> _Source data_:
□ □ □ □ □ □ □
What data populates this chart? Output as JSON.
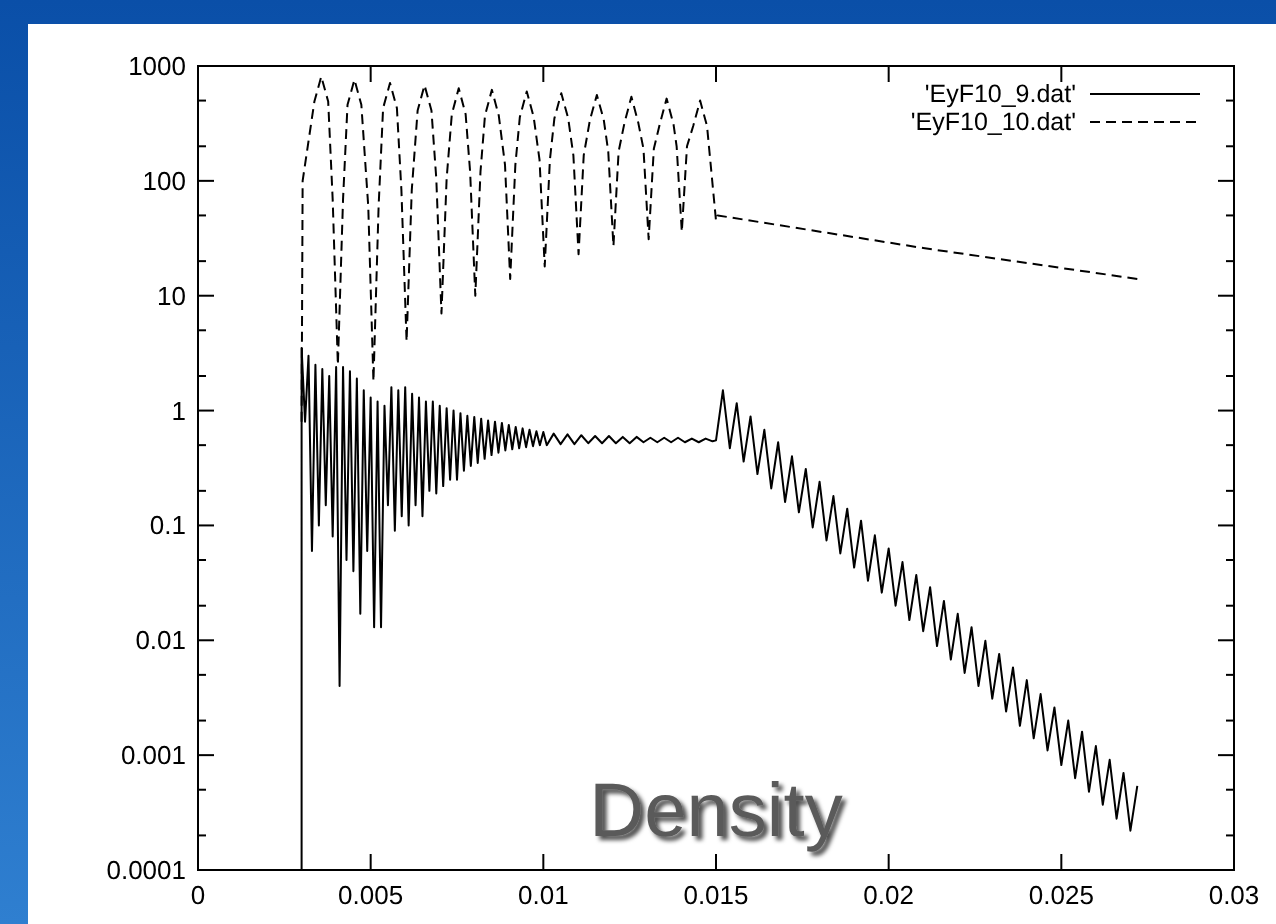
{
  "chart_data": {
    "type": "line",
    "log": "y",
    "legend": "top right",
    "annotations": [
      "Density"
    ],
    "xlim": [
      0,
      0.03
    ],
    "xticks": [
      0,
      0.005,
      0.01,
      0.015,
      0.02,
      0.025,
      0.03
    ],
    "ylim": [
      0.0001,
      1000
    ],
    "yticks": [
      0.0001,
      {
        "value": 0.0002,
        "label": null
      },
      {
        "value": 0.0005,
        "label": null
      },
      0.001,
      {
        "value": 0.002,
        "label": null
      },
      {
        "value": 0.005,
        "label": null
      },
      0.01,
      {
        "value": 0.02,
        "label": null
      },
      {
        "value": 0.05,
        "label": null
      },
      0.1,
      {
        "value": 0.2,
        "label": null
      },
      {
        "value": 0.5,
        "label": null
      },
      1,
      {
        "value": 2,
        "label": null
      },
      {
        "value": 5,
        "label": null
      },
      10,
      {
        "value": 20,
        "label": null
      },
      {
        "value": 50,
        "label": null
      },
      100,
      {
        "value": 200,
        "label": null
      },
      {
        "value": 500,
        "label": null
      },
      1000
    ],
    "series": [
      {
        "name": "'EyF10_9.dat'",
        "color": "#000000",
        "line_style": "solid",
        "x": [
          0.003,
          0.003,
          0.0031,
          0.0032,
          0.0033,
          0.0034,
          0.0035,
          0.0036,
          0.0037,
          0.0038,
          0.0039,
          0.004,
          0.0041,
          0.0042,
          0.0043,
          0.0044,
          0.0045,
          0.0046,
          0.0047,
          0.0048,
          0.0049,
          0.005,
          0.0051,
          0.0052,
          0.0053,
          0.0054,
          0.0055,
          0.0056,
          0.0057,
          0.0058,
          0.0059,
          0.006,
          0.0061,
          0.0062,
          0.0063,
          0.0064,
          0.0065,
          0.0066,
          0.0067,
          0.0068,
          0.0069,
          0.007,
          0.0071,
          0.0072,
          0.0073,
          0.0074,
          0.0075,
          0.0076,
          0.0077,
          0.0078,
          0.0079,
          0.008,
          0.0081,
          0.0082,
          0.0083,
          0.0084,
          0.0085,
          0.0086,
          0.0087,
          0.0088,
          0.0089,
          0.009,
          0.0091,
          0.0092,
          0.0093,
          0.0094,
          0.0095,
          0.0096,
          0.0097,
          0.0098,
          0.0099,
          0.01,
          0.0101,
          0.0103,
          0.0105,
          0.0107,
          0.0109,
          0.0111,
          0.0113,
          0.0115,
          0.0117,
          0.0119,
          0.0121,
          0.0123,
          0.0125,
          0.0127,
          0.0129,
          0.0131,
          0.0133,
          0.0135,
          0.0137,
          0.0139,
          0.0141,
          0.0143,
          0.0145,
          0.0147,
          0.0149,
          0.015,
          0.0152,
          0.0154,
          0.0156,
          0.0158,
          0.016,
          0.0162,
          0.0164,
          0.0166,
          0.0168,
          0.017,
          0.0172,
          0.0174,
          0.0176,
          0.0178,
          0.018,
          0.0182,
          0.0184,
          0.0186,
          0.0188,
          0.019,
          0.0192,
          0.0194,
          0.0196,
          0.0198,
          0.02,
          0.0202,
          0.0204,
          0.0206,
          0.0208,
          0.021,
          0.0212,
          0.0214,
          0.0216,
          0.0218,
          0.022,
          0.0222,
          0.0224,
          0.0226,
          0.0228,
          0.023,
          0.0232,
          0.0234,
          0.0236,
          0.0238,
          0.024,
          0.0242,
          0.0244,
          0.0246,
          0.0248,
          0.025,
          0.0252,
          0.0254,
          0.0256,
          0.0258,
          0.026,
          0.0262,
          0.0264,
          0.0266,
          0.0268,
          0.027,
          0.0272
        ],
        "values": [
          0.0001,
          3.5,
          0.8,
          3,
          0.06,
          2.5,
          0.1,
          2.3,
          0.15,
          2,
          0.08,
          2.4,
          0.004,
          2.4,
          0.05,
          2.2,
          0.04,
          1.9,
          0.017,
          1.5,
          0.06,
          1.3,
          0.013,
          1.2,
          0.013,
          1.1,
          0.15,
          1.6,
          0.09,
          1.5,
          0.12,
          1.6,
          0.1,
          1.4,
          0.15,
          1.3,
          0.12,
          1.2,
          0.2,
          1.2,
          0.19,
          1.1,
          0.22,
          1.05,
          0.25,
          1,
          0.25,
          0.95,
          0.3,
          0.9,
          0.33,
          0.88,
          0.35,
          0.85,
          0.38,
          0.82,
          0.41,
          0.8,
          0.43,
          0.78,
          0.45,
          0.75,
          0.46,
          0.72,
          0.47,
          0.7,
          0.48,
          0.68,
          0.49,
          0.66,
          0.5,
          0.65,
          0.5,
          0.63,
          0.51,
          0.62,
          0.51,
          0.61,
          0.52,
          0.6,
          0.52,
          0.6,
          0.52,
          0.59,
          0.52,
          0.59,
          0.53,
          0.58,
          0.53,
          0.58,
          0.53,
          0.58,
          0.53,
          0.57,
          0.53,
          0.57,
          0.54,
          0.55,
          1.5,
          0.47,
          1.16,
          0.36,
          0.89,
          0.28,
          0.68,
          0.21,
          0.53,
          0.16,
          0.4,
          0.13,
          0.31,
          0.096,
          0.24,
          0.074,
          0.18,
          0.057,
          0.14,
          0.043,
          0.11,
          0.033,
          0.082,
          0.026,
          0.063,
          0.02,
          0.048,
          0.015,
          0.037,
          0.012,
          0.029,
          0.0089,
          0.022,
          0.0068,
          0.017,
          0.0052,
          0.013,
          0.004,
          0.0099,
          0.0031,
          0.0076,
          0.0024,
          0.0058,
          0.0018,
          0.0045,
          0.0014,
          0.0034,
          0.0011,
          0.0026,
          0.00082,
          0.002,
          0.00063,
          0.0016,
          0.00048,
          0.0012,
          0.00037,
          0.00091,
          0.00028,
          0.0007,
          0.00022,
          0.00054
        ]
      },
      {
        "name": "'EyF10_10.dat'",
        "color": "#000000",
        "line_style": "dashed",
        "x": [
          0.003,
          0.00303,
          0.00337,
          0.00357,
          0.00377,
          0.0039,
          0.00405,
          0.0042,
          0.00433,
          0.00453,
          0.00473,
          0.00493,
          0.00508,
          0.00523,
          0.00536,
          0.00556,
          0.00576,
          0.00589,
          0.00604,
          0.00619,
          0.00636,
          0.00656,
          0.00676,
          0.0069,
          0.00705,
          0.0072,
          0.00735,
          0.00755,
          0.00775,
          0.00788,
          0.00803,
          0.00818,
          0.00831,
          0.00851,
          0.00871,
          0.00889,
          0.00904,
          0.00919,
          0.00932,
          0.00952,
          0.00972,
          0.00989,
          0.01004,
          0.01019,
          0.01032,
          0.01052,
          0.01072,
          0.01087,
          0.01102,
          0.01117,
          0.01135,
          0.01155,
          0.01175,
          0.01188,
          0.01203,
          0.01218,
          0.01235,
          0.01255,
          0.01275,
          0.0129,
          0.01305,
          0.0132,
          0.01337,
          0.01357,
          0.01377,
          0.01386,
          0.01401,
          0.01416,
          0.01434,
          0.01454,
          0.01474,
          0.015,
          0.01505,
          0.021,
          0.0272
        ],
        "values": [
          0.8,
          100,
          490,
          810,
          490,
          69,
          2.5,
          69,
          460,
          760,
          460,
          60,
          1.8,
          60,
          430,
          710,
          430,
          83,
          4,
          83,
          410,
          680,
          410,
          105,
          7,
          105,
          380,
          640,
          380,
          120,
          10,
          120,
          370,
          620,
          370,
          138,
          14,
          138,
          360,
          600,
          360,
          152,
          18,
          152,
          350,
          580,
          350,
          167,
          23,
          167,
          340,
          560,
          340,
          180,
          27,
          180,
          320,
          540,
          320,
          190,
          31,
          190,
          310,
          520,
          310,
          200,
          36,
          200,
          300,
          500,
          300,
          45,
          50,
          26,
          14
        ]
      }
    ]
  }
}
□ □ □ □ □ □ □
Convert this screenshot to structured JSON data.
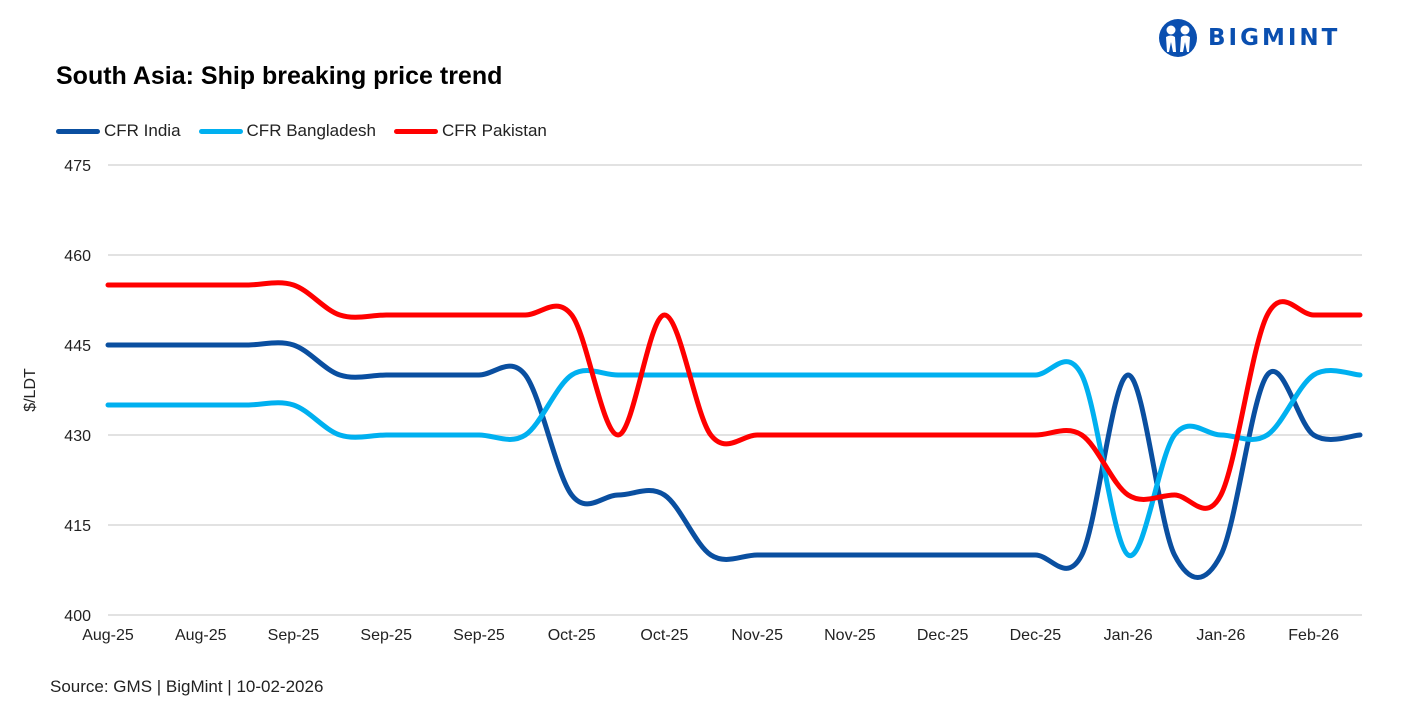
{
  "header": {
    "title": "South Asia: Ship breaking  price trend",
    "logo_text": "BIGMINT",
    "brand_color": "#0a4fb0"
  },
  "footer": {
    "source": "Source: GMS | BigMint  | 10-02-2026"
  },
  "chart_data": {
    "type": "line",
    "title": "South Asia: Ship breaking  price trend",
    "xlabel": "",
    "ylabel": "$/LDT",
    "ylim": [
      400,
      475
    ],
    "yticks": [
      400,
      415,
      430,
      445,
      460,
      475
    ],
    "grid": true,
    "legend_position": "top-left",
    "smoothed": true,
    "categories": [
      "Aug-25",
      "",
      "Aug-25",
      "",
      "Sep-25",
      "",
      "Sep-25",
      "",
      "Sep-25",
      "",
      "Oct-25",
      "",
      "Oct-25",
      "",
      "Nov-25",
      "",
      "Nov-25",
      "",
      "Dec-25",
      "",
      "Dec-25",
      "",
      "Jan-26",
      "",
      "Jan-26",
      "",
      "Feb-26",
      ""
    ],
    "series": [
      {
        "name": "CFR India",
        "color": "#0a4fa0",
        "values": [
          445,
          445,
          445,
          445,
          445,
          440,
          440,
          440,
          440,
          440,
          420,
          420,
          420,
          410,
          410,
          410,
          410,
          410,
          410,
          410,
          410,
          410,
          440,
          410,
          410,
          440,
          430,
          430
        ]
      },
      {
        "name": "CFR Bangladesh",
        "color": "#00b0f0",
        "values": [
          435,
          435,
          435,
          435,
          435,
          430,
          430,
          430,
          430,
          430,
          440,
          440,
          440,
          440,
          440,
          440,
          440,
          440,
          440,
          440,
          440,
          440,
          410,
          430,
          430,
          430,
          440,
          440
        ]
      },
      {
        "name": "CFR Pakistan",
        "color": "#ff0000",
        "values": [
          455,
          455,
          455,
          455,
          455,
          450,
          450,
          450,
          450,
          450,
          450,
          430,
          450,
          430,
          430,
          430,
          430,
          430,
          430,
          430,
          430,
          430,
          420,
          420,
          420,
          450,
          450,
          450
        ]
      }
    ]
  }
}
□ □ □ □ □ □ □
Which lines hold the word "this"? Return all of them from the records above.

What data populates this chart? Output as JSON.
Convert this screenshot to structured JSON data.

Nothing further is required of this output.